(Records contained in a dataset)
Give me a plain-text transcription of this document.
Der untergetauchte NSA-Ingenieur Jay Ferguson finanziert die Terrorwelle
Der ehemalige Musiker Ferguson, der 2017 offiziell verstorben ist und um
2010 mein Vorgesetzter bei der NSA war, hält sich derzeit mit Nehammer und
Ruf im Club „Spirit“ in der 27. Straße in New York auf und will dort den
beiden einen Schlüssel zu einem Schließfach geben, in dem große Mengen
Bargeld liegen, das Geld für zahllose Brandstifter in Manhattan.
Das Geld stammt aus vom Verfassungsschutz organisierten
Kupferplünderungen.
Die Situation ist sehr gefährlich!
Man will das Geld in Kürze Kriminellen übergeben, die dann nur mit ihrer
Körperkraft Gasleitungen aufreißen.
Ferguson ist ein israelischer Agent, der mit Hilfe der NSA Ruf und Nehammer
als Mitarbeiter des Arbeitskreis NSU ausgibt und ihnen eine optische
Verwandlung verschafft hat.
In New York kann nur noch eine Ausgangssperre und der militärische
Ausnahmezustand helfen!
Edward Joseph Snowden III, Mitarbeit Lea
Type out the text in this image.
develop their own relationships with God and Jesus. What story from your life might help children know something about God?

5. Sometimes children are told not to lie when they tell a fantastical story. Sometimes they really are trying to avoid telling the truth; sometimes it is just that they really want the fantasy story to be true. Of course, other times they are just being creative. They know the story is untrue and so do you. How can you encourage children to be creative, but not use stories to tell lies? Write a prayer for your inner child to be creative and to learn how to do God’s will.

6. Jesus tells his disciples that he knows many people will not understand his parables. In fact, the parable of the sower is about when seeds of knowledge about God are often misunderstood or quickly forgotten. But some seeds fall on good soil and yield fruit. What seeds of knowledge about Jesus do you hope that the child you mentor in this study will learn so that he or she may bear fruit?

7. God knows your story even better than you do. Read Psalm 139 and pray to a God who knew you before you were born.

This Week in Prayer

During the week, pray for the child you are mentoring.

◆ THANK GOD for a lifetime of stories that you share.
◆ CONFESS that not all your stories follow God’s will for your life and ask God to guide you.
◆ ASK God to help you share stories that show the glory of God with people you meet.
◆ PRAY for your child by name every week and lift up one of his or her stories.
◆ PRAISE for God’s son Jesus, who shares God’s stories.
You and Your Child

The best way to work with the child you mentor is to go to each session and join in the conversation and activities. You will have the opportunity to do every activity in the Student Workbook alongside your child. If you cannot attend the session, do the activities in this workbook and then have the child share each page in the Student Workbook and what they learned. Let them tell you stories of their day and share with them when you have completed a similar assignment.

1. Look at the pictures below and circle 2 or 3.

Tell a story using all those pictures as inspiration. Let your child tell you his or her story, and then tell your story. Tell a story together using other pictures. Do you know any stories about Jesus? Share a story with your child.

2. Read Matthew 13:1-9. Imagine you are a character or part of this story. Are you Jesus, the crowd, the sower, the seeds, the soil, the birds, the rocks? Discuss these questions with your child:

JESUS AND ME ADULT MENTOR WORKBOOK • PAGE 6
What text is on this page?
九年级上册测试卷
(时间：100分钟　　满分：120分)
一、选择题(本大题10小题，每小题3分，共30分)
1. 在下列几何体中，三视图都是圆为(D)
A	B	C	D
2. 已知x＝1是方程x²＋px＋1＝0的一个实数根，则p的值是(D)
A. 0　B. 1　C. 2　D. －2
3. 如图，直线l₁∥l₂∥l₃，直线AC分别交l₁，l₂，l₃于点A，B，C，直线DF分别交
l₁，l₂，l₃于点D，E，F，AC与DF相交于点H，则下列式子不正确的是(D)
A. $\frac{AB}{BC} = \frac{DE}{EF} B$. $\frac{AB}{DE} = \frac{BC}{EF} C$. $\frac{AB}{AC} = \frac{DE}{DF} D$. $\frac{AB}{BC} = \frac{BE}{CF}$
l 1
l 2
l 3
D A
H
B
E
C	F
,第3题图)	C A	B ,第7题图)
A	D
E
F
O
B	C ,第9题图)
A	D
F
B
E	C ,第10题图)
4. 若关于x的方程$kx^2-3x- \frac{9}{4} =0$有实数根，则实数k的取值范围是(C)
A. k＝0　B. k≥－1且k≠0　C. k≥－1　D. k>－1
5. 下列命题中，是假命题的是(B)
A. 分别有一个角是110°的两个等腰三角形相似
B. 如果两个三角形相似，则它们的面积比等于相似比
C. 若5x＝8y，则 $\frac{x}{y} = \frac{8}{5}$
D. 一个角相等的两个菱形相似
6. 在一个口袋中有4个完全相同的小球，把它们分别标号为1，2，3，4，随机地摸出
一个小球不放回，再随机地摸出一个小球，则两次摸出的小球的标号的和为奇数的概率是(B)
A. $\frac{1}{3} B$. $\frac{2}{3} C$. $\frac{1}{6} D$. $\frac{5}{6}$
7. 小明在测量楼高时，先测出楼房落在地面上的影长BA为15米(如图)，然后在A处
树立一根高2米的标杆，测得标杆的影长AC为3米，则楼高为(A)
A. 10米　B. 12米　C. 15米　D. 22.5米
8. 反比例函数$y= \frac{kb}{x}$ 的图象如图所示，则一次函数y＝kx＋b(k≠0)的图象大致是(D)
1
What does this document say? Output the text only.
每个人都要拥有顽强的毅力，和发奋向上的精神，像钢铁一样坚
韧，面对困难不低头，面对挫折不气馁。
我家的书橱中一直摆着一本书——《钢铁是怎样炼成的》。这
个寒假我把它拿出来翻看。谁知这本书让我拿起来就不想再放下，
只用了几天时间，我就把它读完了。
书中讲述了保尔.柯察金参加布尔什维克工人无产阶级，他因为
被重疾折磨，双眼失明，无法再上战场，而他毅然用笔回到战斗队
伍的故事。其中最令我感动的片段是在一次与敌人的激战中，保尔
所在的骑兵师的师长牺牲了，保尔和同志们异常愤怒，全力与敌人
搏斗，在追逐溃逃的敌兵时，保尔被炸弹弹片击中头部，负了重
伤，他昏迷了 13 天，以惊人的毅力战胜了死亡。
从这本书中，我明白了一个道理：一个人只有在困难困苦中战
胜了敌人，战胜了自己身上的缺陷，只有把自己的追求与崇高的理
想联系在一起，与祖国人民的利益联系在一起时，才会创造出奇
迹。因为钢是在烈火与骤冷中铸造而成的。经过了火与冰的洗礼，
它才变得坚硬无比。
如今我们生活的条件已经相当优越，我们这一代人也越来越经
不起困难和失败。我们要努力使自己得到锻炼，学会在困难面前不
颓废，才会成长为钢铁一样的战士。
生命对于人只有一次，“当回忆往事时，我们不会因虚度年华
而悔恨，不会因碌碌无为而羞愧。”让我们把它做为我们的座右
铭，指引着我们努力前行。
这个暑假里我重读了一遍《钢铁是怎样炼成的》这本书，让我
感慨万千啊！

*DESCRIPTION OF THE TASK*
Print the material once more, exactly.

*EXERCISE RESULT*
Give me a plain-text transcription of this document.
Der untergetauchte NSA-Ingenieur Jay Ferguson finanziert die Terrorwelle
Der ehemalige Musiker Ferguson, der 2017 offiziell verstorben ist und um
2010 mein Vorgesetzter bei der NSA war, hält sich derzeit mit Nehammer und
Ruf im Club „Spirit“ in der 27. Straße in New York auf und will dort den
beiden einen Schlüssel zu einem Schließfach geben, in dem große Mengen
Bargeld liegen, das Geld für zahllose Brandstifter in Manhattan.
Das Geld stammt aus vom Verfassungsschutz organisierten
Kupferplünderungen.
Die Situation ist sehr gefährlich!
Man will das Geld in Kürze Kriminellen übergeben, die dann nur mit ihrer
Körperkraft Gasleitungen aufreißen.
Ferguson ist ein israelischer Agent, der mit Hilfe der NSA Ruf und Nehammer
als Mitarbeiter des Arbeitskreis NSU ausgibt und ihnen eine optische
Verwandlung verschafft hat.
In New York kann nur noch eine Ausgangssperre und der militärische
Ausnahmezustand helfen!
Edward Joseph Snowden III, Mitarbeit Lea
Type out the text in this image.
develop their own relationships with God and Jesus. What story from your life might help children know something about God?

5. Sometimes children are told not to lie when they tell a fantastical story. Sometimes they really are trying to avoid telling the truth; sometimes it is just that they really want the fantasy story to be true. Of course, other times they are just being creative. They know the story is untrue and so do you. How can you encourage children to be creative, but not use stories to tell lies? Write a prayer for your inner child to be creative and to learn how to do God’s will.

6. Jesus tells his disciples that he knows many people will not understand his parables. In fact, the parable of the sower is about when seeds of knowledge about God are often misunderstood or quickly forgotten. But some seeds fall on good soil and yield fruit. What seeds of knowledge about Jesus do you hope that the child you mentor in this study will learn so that he or she may bear fruit?

7. God knows your story even better than you do. Read Psalm 139 and pray to a God who knew you before you were born.

This Week in Prayer

During the week, pray for the child you are mentoring.

◆ THANK GOD for a lifetime of stories that you share.
◆ CONFESS that not all your stories follow God’s will for your life and ask God to guide you.
◆ ASK God to help you share stories that show the glory of God with people you meet.
◆ PRAY for your child by name every week and lift up one of his or her stories.
◆ PRAISE for God’s son Jesus, who shares God’s stories.
You and Your Child

The best way to work with the child you mentor is to go to each session and join in the conversation and activities. You will have the opportunity to do every activity in the Student Workbook alongside your child. If you cannot attend the session, do the activities in this workbook and then have the child share each page in the Student Workbook and what they learned. Let them tell you stories of their day and share with them when you have completed a similar assignment.

1. Look at the pictures below and circle 2 or 3.

Tell a story using all those pictures as inspiration. Let your child tell you his or her story, and then tell your story. Tell a story together using other pictures. Do you know any stories about Jesus? Share a story with your child.

2. Read Matthew 13:1-9. Imagine you are a character or part of this story. Are you Jesus, the crowd, the sower, the seeds, the soil, the birds, the rocks? Discuss these questions with your child:

JESUS AND ME ADULT MENTOR WORKBOOK • PAGE 6
What text is on this page?
九年级上册测试卷
(时间：100分钟　　满分：120分)
一、选择题(本大题10小题，每小题3分，共30分)
1. 在下列几何体中，三视图都是圆为(D)
A	B	C	D
2. 已知x＝1是方程x²＋px＋1＝0的一个实数根，则p的值是(D)
A. 0　B. 1　C. 2　D. －2
3. 如图，直线l₁∥l₂∥l₃，直线AC分别交l₁，l₂，l₃于点A，B，C，直线DF分别交
l₁，l₂，l₃于点D，E，F，AC与DF相交于点H，则下列式子不正确的是(D)
A. $\frac{AB}{BC} = \frac{DE}{EF} B$. $\frac{AB}{DE} = \frac{BC}{EF} C$. $\frac{AB}{AC} = \frac{DE}{DF} D$. $\frac{AB}{BC} = \frac{BE}{CF}$
l 1
l 2
l 3
D A
H
B
E
C	F
,第3题图)	C A	B ,第7题图)
A	D
E
F
O
B	C ,第9题图)
A	D
F
B
E	C ,第10题图)
4. 若关于x的方程$kx^2-3x- \frac{9}{4} =0$有实数根，则实数k的取值范围是(C)
A. k＝0　B. k≥－1且k≠0　C. k≥－1　D. k>－1
5. 下列命题中，是假命题的是(B)
A. 分别有一个角是110°的两个等腰三角形相似
B. 如果两个三角形相似，则它们的面积比等于相似比
C. 若5x＝8y，则 $\frac{x}{y} = \frac{8}{5}$
D. 一个角相等的两个菱形相似
6. 在一个口袋中有4个完全相同的小球，把它们分别标号为1，2，3，4，随机地摸出
一个小球不放回，再随机地摸出一个小球，则两次摸出的小球的标号的和为奇数的概率是(B)
A. $\frac{1}{3} B$. $\frac{2}{3} C$. $\frac{1}{6} D$. $\frac{5}{6}$
7. 小明在测量楼高时，先测出楼房落在地面上的影长BA为15米(如图)，然后在A处
树立一根高2米的标杆，测得标杆的影长AC为3米，则楼高为(A)
A. 10米　B. 12米　C. 15米　D. 22.5米
8. 反比例函数$y= \frac{kb}{x}$ 的图象如图所示，则一次函数y＝kx＋b(k≠0)的图象大致是(D)
1
What does this document say? Output the text only.
每个人都要拥有顽强的毅力，和发奋向上的精神，像钢铁一样坚
韧，面对困难不低头，面对挫折不气馁。
我家的书橱中一直摆着一本书——《钢铁是怎样炼成的》。这
个寒假我把它拿出来翻看。谁知这本书让我拿起来就不想再放下，
只用了几天时间，我就把它读完了。
书中讲述了保尔.柯察金参加布尔什维克工人无产阶级，他因为
被重疾折磨，双眼失明，无法再上战场，而他毅然用笔回到战斗队
伍的故事。其中最令我感动的片段是在一次与敌人的激战中，保尔
所在的骑兵师的师长牺牲了，保尔和同志们异常愤怒，全力与敌人
搏斗，在追逐溃逃的敌兵时，保尔被炸弹弹片击中头部，负了重
伤，他昏迷了 13 天，以惊人的毅力战胜了死亡。
从这本书中，我明白了一个道理：一个人只有在困难困苦中战
胜了敌人，战胜了自己身上的缺陷，只有把自己的追求与崇高的理
想联系在一起，与祖国人民的利益联系在一起时，才会创造出奇
迹。因为钢是在烈火与骤冷中铸造而成的。经过了火与冰的洗礼，
它才变得坚硬无比。
如今我们生活的条件已经相当优越，我们这一代人也越来越经
不起困难和失败。我们要努力使自己得到锻炼，学会在困难面前不
颓废，才会成长为钢铁一样的战士。
生命对于人只有一次，“当回忆往事时，我们不会因虚度年华
而悔恨，不会因碌碌无为而羞愧。”让我们把它做为我们的座右
铭，指引着我们努力前行。
这个暑假里我重读了一遍《钢铁是怎样炼成的》这本书，让我
感慨万千啊！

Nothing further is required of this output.